-- START OF Entries provided --
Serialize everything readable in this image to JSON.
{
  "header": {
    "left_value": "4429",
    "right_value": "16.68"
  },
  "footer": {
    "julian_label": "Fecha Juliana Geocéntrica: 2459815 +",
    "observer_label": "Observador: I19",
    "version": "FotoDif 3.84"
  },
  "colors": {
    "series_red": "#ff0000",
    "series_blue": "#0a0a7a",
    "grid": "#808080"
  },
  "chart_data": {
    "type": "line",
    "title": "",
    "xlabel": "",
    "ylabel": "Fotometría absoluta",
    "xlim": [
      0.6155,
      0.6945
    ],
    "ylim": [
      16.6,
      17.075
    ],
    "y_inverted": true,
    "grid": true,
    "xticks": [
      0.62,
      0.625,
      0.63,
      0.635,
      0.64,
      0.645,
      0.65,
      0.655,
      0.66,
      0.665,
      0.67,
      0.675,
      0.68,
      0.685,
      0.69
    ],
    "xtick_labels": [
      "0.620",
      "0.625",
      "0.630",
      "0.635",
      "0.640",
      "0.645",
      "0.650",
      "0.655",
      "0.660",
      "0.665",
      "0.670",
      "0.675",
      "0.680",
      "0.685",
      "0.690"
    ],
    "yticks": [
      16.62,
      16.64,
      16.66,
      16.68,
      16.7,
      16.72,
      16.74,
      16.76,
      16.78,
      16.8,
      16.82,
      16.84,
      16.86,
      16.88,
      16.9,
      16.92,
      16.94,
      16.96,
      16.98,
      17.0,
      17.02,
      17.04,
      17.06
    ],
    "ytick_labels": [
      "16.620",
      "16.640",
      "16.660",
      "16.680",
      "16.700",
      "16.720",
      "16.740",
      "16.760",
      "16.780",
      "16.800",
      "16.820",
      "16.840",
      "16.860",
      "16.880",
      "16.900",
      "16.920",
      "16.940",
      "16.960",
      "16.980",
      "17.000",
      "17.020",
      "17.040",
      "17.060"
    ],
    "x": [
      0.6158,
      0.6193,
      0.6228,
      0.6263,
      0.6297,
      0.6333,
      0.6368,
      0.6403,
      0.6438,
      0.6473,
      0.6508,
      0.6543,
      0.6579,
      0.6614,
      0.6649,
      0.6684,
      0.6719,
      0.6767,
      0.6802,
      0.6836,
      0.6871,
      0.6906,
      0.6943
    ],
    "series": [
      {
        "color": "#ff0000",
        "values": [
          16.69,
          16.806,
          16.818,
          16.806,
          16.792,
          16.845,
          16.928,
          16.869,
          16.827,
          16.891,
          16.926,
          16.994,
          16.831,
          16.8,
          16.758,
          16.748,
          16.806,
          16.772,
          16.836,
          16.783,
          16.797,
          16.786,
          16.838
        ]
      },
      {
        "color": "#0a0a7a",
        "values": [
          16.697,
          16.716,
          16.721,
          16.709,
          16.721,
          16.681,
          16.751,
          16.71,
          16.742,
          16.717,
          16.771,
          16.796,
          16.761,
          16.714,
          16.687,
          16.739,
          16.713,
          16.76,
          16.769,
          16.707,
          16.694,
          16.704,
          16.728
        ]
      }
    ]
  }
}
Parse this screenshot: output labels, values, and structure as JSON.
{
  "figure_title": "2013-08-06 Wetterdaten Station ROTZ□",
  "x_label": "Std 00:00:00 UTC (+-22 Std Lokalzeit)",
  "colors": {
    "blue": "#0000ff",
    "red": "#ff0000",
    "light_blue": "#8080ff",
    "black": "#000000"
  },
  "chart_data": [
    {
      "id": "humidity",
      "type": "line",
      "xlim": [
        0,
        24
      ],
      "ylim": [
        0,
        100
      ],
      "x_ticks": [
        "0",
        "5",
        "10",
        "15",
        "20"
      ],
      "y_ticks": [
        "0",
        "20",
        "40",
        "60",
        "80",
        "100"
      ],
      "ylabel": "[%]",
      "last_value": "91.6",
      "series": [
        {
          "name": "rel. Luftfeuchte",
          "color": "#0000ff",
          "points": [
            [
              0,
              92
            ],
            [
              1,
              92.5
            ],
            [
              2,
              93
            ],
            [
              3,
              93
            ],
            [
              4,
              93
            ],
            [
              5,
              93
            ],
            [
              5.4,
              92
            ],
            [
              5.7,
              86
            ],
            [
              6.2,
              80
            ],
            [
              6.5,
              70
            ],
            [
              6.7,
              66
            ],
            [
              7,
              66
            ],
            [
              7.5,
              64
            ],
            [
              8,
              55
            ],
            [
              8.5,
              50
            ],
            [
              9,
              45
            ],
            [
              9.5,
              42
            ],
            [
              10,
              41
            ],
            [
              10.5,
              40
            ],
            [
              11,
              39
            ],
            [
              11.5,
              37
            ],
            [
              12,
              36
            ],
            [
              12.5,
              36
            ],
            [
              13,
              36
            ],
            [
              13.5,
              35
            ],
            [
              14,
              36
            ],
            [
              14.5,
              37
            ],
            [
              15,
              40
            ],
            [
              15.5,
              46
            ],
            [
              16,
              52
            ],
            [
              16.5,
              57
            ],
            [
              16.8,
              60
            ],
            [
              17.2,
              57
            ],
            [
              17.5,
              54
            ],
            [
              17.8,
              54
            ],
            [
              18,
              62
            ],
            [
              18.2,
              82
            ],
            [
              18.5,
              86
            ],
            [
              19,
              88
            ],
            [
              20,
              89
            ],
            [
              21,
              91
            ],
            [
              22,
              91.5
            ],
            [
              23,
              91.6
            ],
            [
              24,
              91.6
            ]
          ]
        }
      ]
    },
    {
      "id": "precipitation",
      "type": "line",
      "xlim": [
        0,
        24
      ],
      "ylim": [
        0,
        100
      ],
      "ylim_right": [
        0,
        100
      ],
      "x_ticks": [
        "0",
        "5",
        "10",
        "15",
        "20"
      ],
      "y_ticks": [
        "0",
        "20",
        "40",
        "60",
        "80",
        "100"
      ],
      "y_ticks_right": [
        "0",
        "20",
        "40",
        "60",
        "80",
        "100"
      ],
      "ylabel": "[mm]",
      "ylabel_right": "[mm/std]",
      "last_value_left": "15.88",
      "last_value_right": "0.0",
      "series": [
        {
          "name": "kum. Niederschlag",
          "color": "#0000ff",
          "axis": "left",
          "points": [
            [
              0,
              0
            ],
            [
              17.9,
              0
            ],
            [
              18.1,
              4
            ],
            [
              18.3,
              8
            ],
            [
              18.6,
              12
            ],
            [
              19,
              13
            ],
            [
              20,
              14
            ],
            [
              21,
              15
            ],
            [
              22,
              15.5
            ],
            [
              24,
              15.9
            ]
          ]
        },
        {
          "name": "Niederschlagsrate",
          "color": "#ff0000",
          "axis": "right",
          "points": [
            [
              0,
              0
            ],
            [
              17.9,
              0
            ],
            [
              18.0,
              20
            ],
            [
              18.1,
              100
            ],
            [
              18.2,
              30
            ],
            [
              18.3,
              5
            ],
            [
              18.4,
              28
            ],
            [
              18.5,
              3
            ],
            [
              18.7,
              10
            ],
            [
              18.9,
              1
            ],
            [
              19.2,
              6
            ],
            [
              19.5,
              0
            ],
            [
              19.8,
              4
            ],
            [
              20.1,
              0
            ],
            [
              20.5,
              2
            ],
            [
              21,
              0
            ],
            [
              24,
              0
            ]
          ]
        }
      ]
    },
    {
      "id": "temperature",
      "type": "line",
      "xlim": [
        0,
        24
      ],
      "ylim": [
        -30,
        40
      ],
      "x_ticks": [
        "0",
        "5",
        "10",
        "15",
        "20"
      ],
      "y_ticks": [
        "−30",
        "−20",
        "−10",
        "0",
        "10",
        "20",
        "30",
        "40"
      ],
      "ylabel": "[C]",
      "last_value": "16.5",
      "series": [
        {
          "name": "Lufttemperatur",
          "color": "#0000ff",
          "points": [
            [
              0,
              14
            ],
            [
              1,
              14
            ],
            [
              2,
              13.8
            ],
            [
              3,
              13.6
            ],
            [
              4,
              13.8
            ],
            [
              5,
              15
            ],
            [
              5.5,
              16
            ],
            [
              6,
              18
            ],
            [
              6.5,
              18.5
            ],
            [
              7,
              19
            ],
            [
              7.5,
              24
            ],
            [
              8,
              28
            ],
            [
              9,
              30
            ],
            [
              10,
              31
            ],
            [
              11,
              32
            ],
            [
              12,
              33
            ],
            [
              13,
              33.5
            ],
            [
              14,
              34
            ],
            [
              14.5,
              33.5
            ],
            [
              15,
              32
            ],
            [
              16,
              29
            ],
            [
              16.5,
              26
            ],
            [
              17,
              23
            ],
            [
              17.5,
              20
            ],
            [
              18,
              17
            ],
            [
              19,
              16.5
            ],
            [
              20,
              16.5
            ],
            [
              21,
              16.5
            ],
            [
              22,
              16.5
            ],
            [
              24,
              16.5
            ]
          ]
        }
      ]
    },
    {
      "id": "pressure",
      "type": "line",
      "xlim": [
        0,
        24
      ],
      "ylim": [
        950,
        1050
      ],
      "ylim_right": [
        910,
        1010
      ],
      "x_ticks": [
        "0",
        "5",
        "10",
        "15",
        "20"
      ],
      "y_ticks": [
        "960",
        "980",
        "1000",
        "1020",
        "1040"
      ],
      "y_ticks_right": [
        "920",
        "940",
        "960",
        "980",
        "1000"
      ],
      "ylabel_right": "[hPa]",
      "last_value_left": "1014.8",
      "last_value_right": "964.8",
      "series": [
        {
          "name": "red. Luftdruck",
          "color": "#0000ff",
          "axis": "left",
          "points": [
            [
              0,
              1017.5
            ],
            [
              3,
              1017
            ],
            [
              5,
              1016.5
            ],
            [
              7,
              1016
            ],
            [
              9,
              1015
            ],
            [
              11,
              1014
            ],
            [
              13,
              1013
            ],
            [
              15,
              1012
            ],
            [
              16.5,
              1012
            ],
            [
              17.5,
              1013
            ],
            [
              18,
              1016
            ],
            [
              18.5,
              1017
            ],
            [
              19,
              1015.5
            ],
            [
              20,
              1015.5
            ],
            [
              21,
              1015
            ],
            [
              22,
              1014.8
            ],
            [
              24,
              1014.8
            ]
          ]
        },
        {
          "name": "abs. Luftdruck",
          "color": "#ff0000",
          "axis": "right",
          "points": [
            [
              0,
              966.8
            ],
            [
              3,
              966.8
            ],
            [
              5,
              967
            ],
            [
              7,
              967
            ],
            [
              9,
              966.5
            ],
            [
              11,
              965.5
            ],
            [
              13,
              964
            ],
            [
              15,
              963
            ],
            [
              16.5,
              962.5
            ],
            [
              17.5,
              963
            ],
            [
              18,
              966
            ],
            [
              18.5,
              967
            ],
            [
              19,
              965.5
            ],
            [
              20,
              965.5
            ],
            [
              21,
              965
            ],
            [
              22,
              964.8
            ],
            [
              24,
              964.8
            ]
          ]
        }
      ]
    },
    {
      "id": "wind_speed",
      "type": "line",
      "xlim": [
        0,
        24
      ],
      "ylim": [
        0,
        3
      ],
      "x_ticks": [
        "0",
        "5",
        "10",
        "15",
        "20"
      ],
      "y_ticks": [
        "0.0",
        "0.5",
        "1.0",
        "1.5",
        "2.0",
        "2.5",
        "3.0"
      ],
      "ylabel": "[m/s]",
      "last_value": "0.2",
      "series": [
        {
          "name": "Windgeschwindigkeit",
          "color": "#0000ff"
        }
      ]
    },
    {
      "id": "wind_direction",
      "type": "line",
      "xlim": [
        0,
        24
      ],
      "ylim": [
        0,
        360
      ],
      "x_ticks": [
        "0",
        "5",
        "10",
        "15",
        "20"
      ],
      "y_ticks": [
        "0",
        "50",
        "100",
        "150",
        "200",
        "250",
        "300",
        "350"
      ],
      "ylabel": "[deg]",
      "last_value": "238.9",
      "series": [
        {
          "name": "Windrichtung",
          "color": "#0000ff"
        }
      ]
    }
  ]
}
-- END OF Entries provided --
* _Task to carry out_: Identify every line where the string "Luftdruck" appears.

* _The solution_:
          "name": "red. Luftdruck",
          "name": "abs. Luftdruck",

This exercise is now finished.